# START OF Material shown

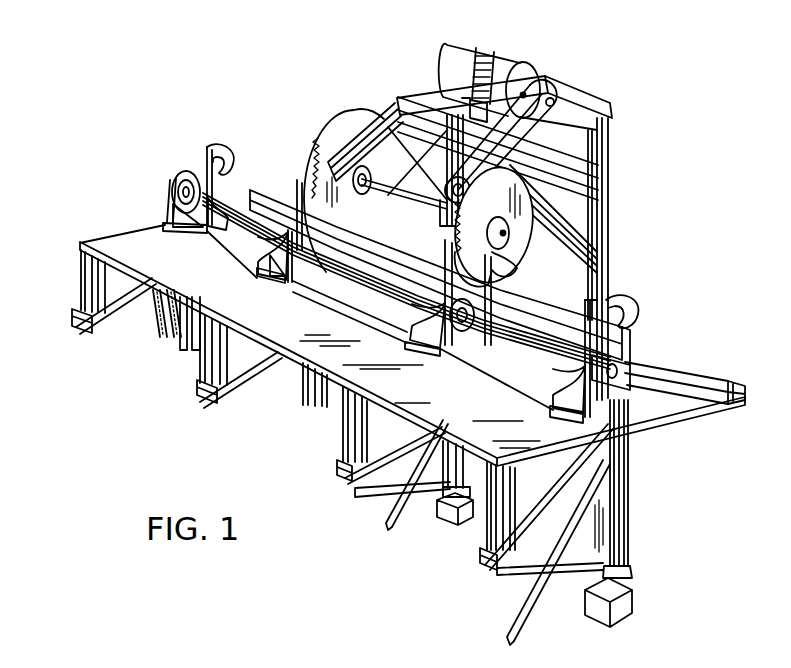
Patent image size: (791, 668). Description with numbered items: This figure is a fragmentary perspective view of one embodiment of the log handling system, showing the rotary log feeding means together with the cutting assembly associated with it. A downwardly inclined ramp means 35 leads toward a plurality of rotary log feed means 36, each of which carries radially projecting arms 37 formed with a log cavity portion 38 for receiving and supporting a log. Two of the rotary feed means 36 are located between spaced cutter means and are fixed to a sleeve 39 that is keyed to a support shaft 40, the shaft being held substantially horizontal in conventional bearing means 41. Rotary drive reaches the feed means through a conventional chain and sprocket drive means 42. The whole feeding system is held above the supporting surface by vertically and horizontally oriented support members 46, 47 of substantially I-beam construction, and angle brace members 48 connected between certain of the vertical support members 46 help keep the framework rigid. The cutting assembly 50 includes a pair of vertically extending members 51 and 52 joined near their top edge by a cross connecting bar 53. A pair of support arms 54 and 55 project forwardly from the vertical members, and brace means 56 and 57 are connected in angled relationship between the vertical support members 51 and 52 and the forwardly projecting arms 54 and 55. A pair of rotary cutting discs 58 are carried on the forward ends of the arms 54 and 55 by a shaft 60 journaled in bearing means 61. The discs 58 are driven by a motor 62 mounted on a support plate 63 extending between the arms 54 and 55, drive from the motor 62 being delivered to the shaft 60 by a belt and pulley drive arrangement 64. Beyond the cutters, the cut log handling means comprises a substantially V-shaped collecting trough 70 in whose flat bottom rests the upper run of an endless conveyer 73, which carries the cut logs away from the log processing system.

The ramp means 35 is at (452, 407).
The rotary log feed means 36 is at (624, 290).
The radially projecting arms 37 is at (259, 258).
The log cavity portion 38 is at (218, 168).
The sleeve 39 is at (258, 223).
The support shaft 40 is at (290, 280).
The bearing means 41 is at (630, 367).
The chain and sprocket drive means 42 is at (153, 317).
The vertically oriented support members 46 is at (78, 272).
The horizontally oriented support members 47 is at (93, 337).
The angle brace members 48 is at (394, 508).
The cutting assembly 50 is at (488, 239).
The vertically extending member 51 is at (446, 143).
The vertically extending member 52 is at (609, 195).
The cross connecting bar 53 is at (581, 103).
The support arm 54 is at (394, 106).
The support arm 55 is at (550, 175).
The brace means 56 is at (439, 223).
The brace means 57 is at (583, 259).
The rotary cutting discs 58 is at (353, 116).
The shaft 60 is at (413, 205).
The bearing means 61 is at (361, 192).
The motor 62 is at (485, 57).
The support plate 63 is at (420, 88).
The belt and pulley drive arrangement 64 is at (548, 94).
The collecting trough 70 is at (648, 432).
The endless conveyer 73 is at (712, 410).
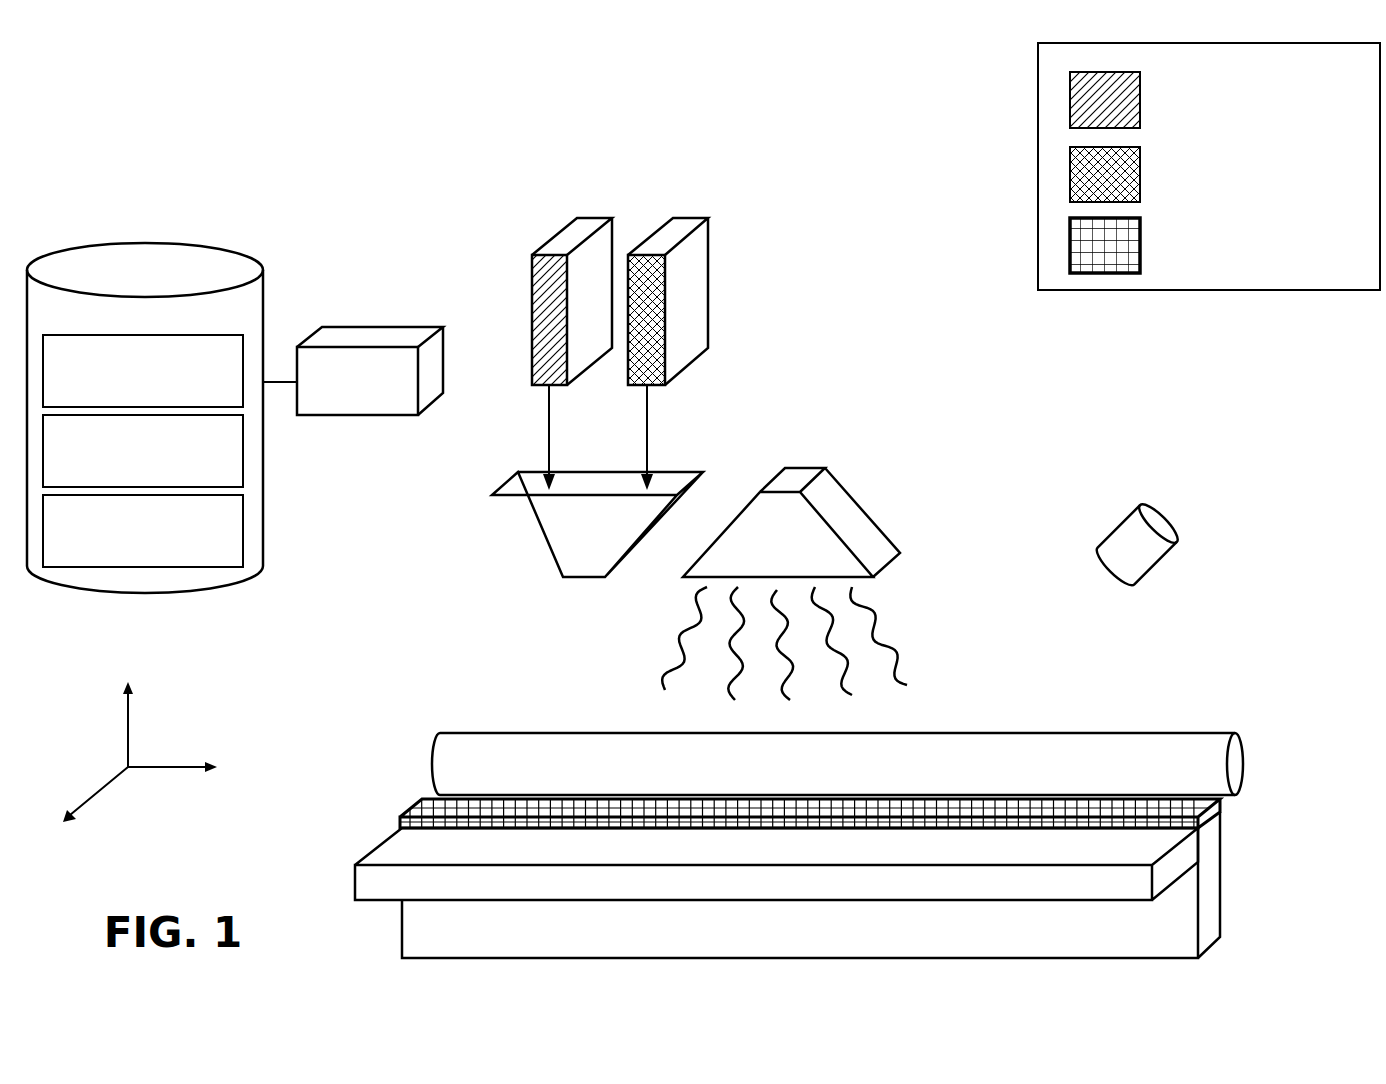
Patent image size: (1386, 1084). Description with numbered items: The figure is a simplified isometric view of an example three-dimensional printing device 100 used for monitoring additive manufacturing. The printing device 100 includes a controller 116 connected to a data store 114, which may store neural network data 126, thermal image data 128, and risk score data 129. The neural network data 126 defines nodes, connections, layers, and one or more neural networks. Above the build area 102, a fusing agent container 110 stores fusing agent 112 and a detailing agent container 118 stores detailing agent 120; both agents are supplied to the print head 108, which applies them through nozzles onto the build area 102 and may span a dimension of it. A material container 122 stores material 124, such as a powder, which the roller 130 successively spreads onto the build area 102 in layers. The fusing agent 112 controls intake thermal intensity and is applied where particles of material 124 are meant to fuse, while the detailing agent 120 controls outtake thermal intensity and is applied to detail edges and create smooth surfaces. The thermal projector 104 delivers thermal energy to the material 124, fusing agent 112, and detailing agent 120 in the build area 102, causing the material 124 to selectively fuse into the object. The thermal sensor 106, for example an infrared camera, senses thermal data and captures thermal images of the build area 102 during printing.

# END OF Material shown

* What you need to do *
Locate each line in the items above that contains the word "edges" and copy it in full.

* Written answer *
Patent image size: (1386, 1084). Description with numbered items: The figure is a simplified isometric view of an example three-dimensional printing device 100 used for monitoring additive manufacturing. The printing device 100 includes a controller 116 connected to a data store 114, which may store neural network data 126, thermal image data 128, and risk score data 129. The neural network data 126 defines nodes, connections, layers, and one or more neural networks. Above the build area 102, a fusing agent container 110 stores fusing agent 112 and a detailing agent container 118 stores detailing agent 120; both agents are supplied to the print head 108, which applies them through nozzles onto the build area 102 and may span a dimension of it. A material container 122 stores material 124, such as a powder, which the roller 130 successively spreads onto the build area 102 in layers. The fusing agent 112 controls intake thermal intensity and is applied where particles of material 124 are meant to fuse, while the detailing agent 120 controls outtake thermal intensity and is applied to detail edges and create smooth surfaces. The thermal projector 104 delivers thermal energy to the material 124, fusing agent 112, and detailing agent 120 in the build area 102, causing the material 124 to selectively fuse into the object. The thermal sensor 106, for example an infrared camera, senses thermal data and captures thermal images of the build area 102 during printing.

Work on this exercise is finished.